Ohada : implantation d’une société étrangère dans les pays membres

Le droit des affaires africain vise à favoriser l’essor des activités économiques des pays signataires et à promouvoir, notamment, les investissements étrangers en leur assurant une sécurité juridique. Dans les pays signataires, le paysage économique regorge d’entrepreneurs et de sociétés étrangères installés bien avant l’institution de l’Ohada. Aujourd’hui, portés par l’engouement général pour le continent africain, nombreux sont les investisseurs étrangers qui sont désireux de s’y implanter. Mais beaucoup ignorent les démarches à accomplir localement.

Actualisé le 01/07/2025 / 17h03

Notre chronique fait écho à la tenue de la 5ème édition de la Rencontre des entrepreners Francophones (REF2025) du 26 au 28 juin à Brazzaville et répond d’une manière générale à ces interrogations en présentant trois structures d’implantation acceptées en République du Congo et dans d’autres pays africains signataires de l’Ohada : le bureau de représentation, la succursale et la filiale.

Le bureau de représentation

Il constitue la structure d’implantation pour étudier le marché, analyser la faisabilité du projet et tester l’activité, tout en permettant une représentation de la société étrangère auprès de clients potentiels et des pouvoirs publics locaux. Simple bureau de liaison entre la clientèle et la société étrangère, le bureau de représentation n’a pas d’activité commerciale propre et ne doit en aucun cas engager du personnel salarié. N’étant soumise ni à l’immatriculation au registre du commerce et du crédit mobilier (RCCM) ni à la fiscalité locale, la structure ne dispose pas de personnalité juridique et fiscale propre.

Néanmoins, les documents commerciaux doivent contenir les coordonnées et mentions légales de la société étrangère. En tant qu’investissement étranger, la création d’un bureau de représentation dans l’espace Ohada doit être soumise à autorisation préalable des pouvoirs publics.

☆ ☆ ☆ ☆ ☆

## Consigne 1
Dans les lignes de données, sur le passage allant du début jusqu'à la ligne contenant « Localize all elements. » incluse, renommez « bounding box » en « enclosing box » sans rien modifier d'autre. Laissez les images hors de la réponse, s'il vous plaît.
L'article et les lignes de données n'ont pas la même origine.

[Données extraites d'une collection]
☆ ☆ ☆ ☆ ☆

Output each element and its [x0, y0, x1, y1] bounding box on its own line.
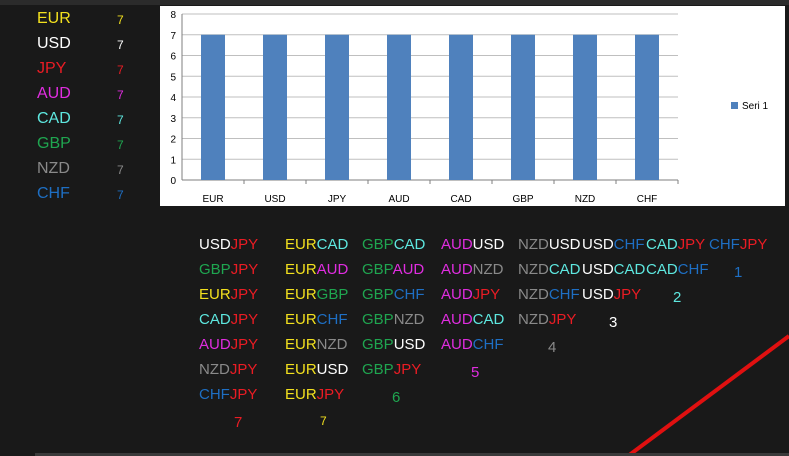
red-trend-line: [626, 334, 789, 456]
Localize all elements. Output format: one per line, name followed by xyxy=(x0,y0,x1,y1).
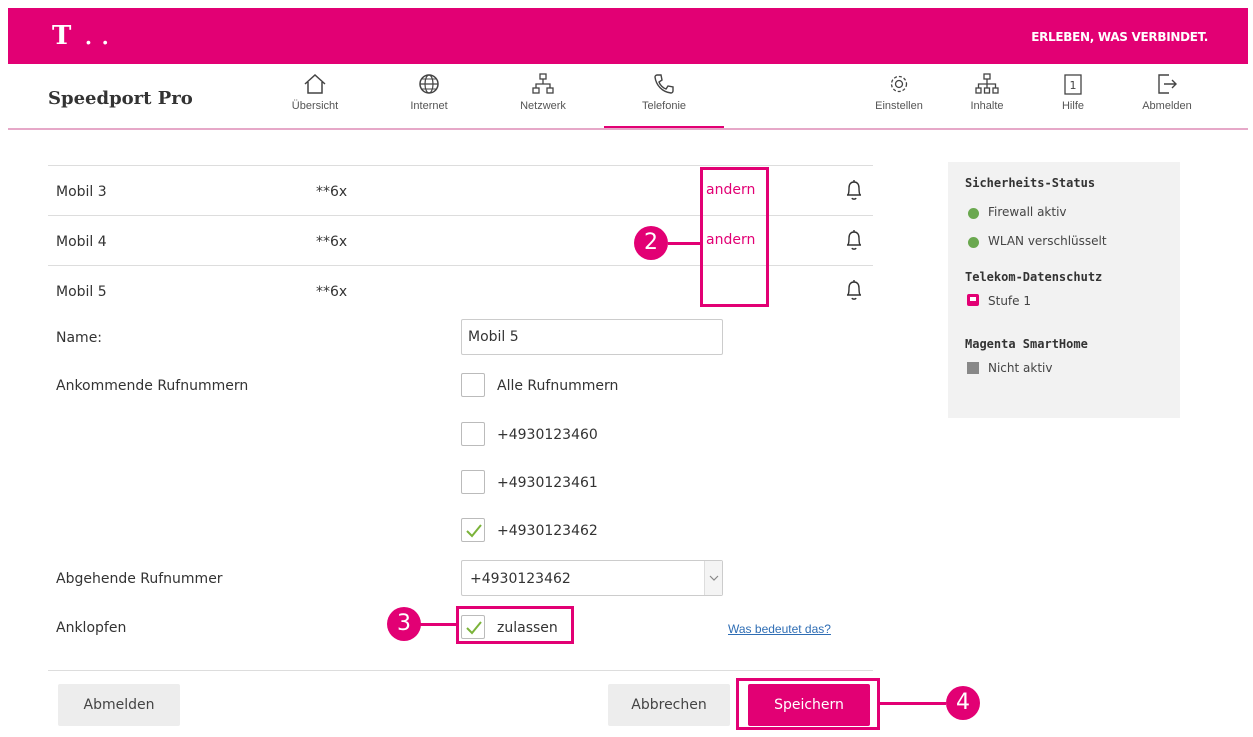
outgoing-number-label: Abgehende Rufnummer xyxy=(56,571,223,587)
highlight-save xyxy=(736,678,880,730)
nav-label: Hilfe xyxy=(1061,100,1084,112)
nav-internet[interactable]: Internet xyxy=(384,72,474,112)
checkbox-label: +4930123462 xyxy=(497,523,598,539)
checkbox-number[interactable] xyxy=(461,422,485,446)
checkbox-label: +4930123461 xyxy=(497,475,598,491)
checkmark-icon xyxy=(466,524,482,538)
device-name: Mobil 4 xyxy=(56,234,107,250)
chevron-down-icon xyxy=(709,575,719,581)
cancel-button[interactable]: Abbrechen xyxy=(608,684,730,726)
nav-label: Internet xyxy=(410,100,448,112)
callout-badge-3: 3 xyxy=(387,607,421,641)
outgoing-number-select[interactable]: +4930123462 xyxy=(461,560,723,596)
callout-line xyxy=(880,702,946,705)
main-navigation: Speedport Pro Übersicht Internet Netzwer… xyxy=(8,64,1248,130)
name-input[interactable]: Mobil 5 xyxy=(461,319,723,355)
gear-icon xyxy=(890,75,908,93)
logout-icon xyxy=(1158,74,1177,94)
telekom-logo: T xyxy=(52,21,72,51)
device-number: **6x xyxy=(316,284,348,300)
device-name: Mobil 5 xyxy=(56,284,107,300)
device-name: Mobil 3 xyxy=(56,184,107,200)
status-sidebar: Sicherheits-Status Firewall aktiv WLAN v… xyxy=(948,162,1180,418)
select-arrow[interactable] xyxy=(704,561,722,595)
nav-content[interactable]: Inhalte xyxy=(942,72,1032,112)
sitemap-icon xyxy=(975,73,999,94)
call-waiting-label: Anklopfen xyxy=(56,620,127,636)
highlight-change-links xyxy=(700,167,769,307)
home-icon xyxy=(304,73,326,94)
bell-icon[interactable] xyxy=(844,178,864,202)
divider xyxy=(48,670,873,671)
nav-network[interactable]: Netzwerk xyxy=(498,72,588,112)
checkbox-all-numbers[interactable] xyxy=(461,373,485,397)
device-number: **6x xyxy=(316,184,348,200)
incoming-numbers-label: Ankommende Rufnummern xyxy=(56,378,249,394)
nav-label: Netzwerk xyxy=(520,100,566,112)
bell-icon[interactable] xyxy=(844,278,864,302)
device-number: **6x xyxy=(316,234,348,250)
help-icon: 1 xyxy=(1064,74,1082,95)
checkbox-label: Alle Rufnummern xyxy=(497,378,619,394)
callout-line xyxy=(668,242,700,245)
checkbox-number[interactable] xyxy=(461,470,485,494)
privacy-level: Stufe 1 xyxy=(988,294,1031,308)
bell-icon[interactable] xyxy=(844,228,864,252)
svg-text:1: 1 xyxy=(1070,79,1077,92)
network-icon xyxy=(532,73,554,94)
nav-label: Telefonie xyxy=(641,100,687,112)
globe-icon xyxy=(419,74,439,94)
privacy-title: Telekom-Datenschutz xyxy=(965,270,1103,284)
nav-telephony[interactable]: Telefonie xyxy=(604,72,724,128)
status-ok-icon xyxy=(968,208,979,219)
nav-settings[interactable]: Einstellen xyxy=(854,72,944,112)
callout-line xyxy=(420,623,456,626)
phone-icon xyxy=(654,74,674,94)
nav-label: Übersicht xyxy=(291,100,339,112)
checkbox-number[interactable] xyxy=(461,518,485,542)
brand-title: Speedport Pro xyxy=(48,88,193,109)
name-label: Name: xyxy=(56,330,103,346)
nav-logout[interactable]: Abmelden xyxy=(1122,72,1212,112)
privacy-shield-icon xyxy=(967,294,979,306)
select-value: +4930123462 xyxy=(470,571,571,587)
callout-badge-2: 2 xyxy=(634,226,668,260)
inactive-icon xyxy=(967,362,979,374)
firewall-status: Firewall aktiv xyxy=(988,205,1067,219)
status-ok-icon xyxy=(968,237,979,248)
nav-help[interactable]: 1 Hilfe xyxy=(1028,72,1118,112)
slogan: ERLEBEN, WAS VERBINDET. xyxy=(1031,30,1208,44)
nav-overview[interactable]: Übersicht xyxy=(270,72,360,112)
nav-label: Einstellen xyxy=(875,100,923,112)
smarthome-status: Nicht aktiv xyxy=(988,361,1053,375)
logout-button[interactable]: Abmelden xyxy=(58,684,180,726)
checkbox-label: +4930123460 xyxy=(497,427,598,443)
help-link[interactable]: Was bedeutet das? xyxy=(728,622,831,636)
smarthome-title: Magenta SmartHome xyxy=(965,337,1088,351)
nav-label: Abmelden xyxy=(1142,100,1192,112)
highlight-call-waiting xyxy=(456,606,574,644)
nav-label: Inhalte xyxy=(970,100,1004,112)
logo-dots: • • xyxy=(86,34,112,50)
security-status-title: Sicherheits-Status xyxy=(965,176,1096,190)
wlan-status: WLAN verschlüsselt xyxy=(988,234,1107,248)
callout-badge-4: 4 xyxy=(946,686,980,720)
header-bar: T • • ERLEBEN, WAS VERBINDET. xyxy=(8,8,1248,64)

☆ ☆ ☆ ☆ ☆

## Consigne 2
Reproduisez à l'identique le passage de l'article sur l'Ohada allant de « Actualisé le 01/07/2025 » jusqu'à « et la filiale. ».

## Réponse finale 1
Output each element and its [x0, y0, x1, y1] enclosing box on its own line.
red-trend-line: [626, 334, 789, 456]
Localize all elements. Output format: one per line, name followed by xyxy=(x0,y0,x1,y1).

## Réponse finale 2
Actualisé le 01/07/2025 / 17h03

Notre chronique fait écho à la tenue de la 5ème édition de la Rencontre des entrepreners Francophones (REF2025) du 26 au 28 juin à Brazzaville et répond d’une manière générale à ces interrogations en présentant trois structures d’implantation acceptées en République du Congo et dans d’autres pays africains signataires de l’Ohada : le bureau de représentation, la succursale et la filiale.